SHORT TASK:
Work out how many lines in the listing below include the word "Ändern". Give nothing but the number.

DATA RECORDS:
★ ★ ★ ★ ★

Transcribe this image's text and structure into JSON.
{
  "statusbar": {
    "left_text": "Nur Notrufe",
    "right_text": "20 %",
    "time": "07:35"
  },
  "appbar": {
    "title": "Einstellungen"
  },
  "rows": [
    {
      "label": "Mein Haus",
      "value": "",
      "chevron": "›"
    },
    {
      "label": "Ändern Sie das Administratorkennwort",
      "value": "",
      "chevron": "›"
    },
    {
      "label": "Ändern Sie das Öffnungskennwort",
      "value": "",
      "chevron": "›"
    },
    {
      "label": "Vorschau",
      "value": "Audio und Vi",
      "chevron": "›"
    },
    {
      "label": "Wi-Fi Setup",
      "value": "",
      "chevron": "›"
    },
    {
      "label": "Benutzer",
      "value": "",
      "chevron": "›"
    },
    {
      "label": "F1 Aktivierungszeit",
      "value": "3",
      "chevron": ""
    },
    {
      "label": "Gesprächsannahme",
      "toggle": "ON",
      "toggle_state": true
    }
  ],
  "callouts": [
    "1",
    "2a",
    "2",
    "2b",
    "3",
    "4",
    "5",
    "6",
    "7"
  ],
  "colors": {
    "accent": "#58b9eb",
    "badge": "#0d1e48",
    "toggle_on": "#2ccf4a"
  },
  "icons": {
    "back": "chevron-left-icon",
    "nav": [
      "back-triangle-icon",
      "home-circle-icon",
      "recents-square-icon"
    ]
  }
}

★ ★ ★ ★ ★

EXERCISE RESULT:
2